What the exercise asks —
Each entry below is to be duplicated verbatim.

Collection entries:

::::::::::

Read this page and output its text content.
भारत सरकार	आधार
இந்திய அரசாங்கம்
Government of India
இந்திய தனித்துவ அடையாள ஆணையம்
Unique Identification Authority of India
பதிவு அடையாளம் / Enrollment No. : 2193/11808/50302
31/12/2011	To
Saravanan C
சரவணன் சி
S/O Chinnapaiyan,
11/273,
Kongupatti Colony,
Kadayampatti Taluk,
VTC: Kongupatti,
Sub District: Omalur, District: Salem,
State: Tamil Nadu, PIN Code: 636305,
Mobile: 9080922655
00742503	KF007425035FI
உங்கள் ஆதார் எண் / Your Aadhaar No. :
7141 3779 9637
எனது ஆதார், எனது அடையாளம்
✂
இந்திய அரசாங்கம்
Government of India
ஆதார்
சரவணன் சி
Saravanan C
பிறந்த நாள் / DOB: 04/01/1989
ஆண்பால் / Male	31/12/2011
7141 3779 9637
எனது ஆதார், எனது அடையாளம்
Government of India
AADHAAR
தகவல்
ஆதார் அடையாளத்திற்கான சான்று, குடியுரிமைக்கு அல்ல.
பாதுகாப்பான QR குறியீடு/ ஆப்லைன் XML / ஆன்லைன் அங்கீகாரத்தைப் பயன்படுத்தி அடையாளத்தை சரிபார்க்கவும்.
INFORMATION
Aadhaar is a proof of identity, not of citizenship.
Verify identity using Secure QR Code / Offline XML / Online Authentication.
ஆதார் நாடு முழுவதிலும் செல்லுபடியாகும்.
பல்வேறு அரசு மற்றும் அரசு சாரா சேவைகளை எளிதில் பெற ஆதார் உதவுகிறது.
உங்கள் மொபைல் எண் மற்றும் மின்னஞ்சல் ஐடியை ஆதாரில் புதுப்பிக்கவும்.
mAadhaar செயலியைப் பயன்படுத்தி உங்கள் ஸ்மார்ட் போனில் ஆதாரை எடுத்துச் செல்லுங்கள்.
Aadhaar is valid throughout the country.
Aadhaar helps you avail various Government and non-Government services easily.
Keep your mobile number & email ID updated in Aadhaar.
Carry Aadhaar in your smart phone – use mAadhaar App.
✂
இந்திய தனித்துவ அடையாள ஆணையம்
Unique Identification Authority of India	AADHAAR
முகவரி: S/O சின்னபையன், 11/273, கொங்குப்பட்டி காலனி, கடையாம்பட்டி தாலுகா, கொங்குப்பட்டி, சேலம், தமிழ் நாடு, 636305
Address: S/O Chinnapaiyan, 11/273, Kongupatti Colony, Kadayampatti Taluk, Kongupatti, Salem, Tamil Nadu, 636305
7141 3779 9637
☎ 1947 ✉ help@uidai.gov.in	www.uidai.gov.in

::::::::::

Output of the exercise —
Read this page and output its text content.
भारत सरकार	आधार
இந்திய அரசாங்கம்
Government of India
இந்திய தனித்துவ அடையாள ஆணையம்
Unique Identification Authority of India
பதிவு அடையாளம் / Enrollment No. : 2193/11808/50302
31/12/2011	To
Saravanan C
சரவணன் சி
S/O Chinnapaiyan,
11/273,
Kongupatti Colony,
Kadayampatti Taluk,
VTC: Kongupatti,
Sub District: Omalur, District: Salem,
State: Tamil Nadu, PIN Code: 636305,
Mobile: 9080922655
00742503	KF007425035FI
உங்கள் ஆதார் எண் / Your Aadhaar No. :
7141 3779 9637
எனது ஆதார், எனது அடையாளம்
✂
இந்திய அரசாங்கம்
Government of India
ஆதார்
சரவணன் சி
Saravanan C
பிறந்த நாள் / DOB: 04/01/1989
ஆண்பால் / Male	31/12/2011
7141 3779 9637
எனது ஆதார், எனது அடையாளம்
Government of India
AADHAAR
தகவல்
ஆதார் அடையாளத்திற்கான சான்று, குடியுரிமைக்கு அல்ல.
பாதுகாப்பான QR குறியீடு/ ஆப்லைன் XML / ஆன்லைன் அங்கீகாரத்தைப் பயன்படுத்தி அடையாளத்தை சரிபார்க்கவும்.
INFORMATION
Aadhaar is a proof of identity, not of citizenship.
Verify identity using Secure QR Code / Offline XML / Online Authentication.
ஆதார் நாடு முழுவதிலும் செல்லுபடியாகும்.
பல்வேறு அரசு மற்றும் அரசு சாரா சேவைகளை எளிதில் பெற ஆதார் உதவுகிறது.
உங்கள் மொபைல் எண் மற்றும் மின்னஞ்சல் ஐடியை ஆதாரில் புதுப்பிக்கவும்.
mAadhaar செயலியைப் பயன்படுத்தி உங்கள் ஸ்மார்ட் போனில் ஆதாரை எடுத்துச் செல்லுங்கள்.
Aadhaar is valid throughout the country.
Aadhaar helps you avail various Government and non-Government services easily.
Keep your mobile number & email ID updated in Aadhaar.
Carry Aadhaar in your smart phone – use mAadhaar App.
✂
இந்திய தனித்துவ அடையாள ஆணையம்
Unique Identification Authority of India	AADHAAR
முகவரி: S/O சின்னபையன், 11/273, கொங்குப்பட்டி காலனி, கடையாம்பட்டி தாலுகா, கொங்குப்பட்டி, சேலம், தமிழ் நாடு, 636305
Address: S/O Chinnapaiyan, 11/273, Kongupatti Colony, Kadayampatti Taluk, Kongupatti, Salem, Tamil Nadu, 636305
7141 3779 9637
☎ 1947 ✉ help@uidai.gov.in	www.uidai.gov.in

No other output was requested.